- _Goal of the exercise_:
Locate every line in the records below that contains the word "Engine", and copy each one.

- _Recorded data_:
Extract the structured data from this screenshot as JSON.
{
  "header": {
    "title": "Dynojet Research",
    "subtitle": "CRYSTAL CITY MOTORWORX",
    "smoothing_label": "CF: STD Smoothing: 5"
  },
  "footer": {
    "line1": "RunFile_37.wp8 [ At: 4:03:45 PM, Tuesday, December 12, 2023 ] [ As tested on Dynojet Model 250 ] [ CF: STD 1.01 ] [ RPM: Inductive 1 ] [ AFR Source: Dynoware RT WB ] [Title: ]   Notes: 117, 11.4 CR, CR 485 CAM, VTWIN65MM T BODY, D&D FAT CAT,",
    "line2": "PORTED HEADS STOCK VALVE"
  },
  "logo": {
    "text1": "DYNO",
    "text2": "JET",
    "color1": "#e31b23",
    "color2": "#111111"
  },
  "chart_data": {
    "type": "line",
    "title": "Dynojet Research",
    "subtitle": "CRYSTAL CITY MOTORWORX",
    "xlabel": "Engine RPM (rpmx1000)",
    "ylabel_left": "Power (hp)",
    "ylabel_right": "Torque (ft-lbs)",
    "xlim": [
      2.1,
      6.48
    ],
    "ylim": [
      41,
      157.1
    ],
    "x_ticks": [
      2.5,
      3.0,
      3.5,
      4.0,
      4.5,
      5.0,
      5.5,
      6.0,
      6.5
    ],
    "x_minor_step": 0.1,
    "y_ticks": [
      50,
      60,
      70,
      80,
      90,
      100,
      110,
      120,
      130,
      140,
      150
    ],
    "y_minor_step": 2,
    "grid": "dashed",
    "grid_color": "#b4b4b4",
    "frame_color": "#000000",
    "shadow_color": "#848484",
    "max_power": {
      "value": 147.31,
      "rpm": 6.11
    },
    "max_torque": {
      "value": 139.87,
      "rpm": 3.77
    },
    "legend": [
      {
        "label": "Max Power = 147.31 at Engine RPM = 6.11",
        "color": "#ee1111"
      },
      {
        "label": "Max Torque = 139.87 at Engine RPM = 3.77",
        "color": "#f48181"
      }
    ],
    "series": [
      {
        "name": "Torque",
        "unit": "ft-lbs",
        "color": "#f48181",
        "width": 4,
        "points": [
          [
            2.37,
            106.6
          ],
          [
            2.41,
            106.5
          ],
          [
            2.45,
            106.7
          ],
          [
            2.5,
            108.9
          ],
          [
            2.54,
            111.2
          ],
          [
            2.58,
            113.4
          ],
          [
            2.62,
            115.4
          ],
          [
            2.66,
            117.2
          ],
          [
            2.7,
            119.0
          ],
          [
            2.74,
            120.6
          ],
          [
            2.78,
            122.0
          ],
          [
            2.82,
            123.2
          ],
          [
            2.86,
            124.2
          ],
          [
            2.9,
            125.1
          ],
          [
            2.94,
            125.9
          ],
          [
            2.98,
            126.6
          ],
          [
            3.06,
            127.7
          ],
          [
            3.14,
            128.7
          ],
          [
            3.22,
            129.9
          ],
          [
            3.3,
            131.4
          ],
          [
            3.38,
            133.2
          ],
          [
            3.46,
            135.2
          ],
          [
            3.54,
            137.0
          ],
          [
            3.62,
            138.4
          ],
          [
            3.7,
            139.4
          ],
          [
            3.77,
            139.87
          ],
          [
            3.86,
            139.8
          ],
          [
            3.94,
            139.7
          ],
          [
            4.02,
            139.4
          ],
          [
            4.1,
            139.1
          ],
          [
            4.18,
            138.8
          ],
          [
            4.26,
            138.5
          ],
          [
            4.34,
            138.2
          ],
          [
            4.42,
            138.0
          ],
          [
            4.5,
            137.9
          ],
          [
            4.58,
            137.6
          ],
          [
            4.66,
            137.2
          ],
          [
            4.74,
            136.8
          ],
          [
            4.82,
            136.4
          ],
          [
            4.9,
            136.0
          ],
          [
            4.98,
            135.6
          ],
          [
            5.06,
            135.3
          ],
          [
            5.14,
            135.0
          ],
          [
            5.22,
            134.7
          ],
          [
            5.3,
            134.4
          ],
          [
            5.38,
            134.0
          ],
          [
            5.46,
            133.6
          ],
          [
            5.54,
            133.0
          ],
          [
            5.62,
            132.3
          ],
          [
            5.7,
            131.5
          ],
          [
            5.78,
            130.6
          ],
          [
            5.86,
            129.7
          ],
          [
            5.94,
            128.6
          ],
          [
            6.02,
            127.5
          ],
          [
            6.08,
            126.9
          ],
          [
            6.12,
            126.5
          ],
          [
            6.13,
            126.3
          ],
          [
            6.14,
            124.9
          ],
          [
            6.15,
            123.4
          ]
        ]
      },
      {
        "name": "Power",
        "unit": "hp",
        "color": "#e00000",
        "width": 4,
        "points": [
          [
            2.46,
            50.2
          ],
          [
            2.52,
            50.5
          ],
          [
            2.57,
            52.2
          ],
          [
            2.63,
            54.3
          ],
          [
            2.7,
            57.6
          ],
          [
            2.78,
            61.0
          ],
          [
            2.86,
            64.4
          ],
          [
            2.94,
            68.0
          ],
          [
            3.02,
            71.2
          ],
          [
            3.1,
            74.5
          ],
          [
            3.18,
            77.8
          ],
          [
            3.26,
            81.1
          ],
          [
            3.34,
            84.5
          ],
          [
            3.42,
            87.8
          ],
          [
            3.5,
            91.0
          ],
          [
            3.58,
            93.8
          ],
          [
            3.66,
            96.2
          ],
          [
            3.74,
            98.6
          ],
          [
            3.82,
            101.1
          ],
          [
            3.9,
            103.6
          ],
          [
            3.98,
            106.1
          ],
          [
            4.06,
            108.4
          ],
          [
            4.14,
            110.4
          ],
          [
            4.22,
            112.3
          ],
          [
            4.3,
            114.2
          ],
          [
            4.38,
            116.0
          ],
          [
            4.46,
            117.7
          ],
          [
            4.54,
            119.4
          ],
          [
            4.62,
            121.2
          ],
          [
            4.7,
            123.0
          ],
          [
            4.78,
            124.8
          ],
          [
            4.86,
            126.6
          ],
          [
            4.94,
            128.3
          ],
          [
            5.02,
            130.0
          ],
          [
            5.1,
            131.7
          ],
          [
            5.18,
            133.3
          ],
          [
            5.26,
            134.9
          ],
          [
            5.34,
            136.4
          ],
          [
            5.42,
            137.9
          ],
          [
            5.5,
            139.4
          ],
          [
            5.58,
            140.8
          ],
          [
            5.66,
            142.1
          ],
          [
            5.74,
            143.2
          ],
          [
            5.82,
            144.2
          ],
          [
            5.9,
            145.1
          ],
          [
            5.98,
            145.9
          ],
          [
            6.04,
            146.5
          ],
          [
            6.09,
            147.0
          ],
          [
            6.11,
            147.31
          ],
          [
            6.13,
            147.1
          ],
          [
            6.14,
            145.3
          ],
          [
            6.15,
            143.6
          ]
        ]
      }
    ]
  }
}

- _Completed task_:
    "xlabel": "Engine RPM (rpmx1000)",
        "label": "Max Power = 147.31 at Engine RPM = 6.11",
        "label": "Max Torque = 139.87 at Engine RPM = 3.77",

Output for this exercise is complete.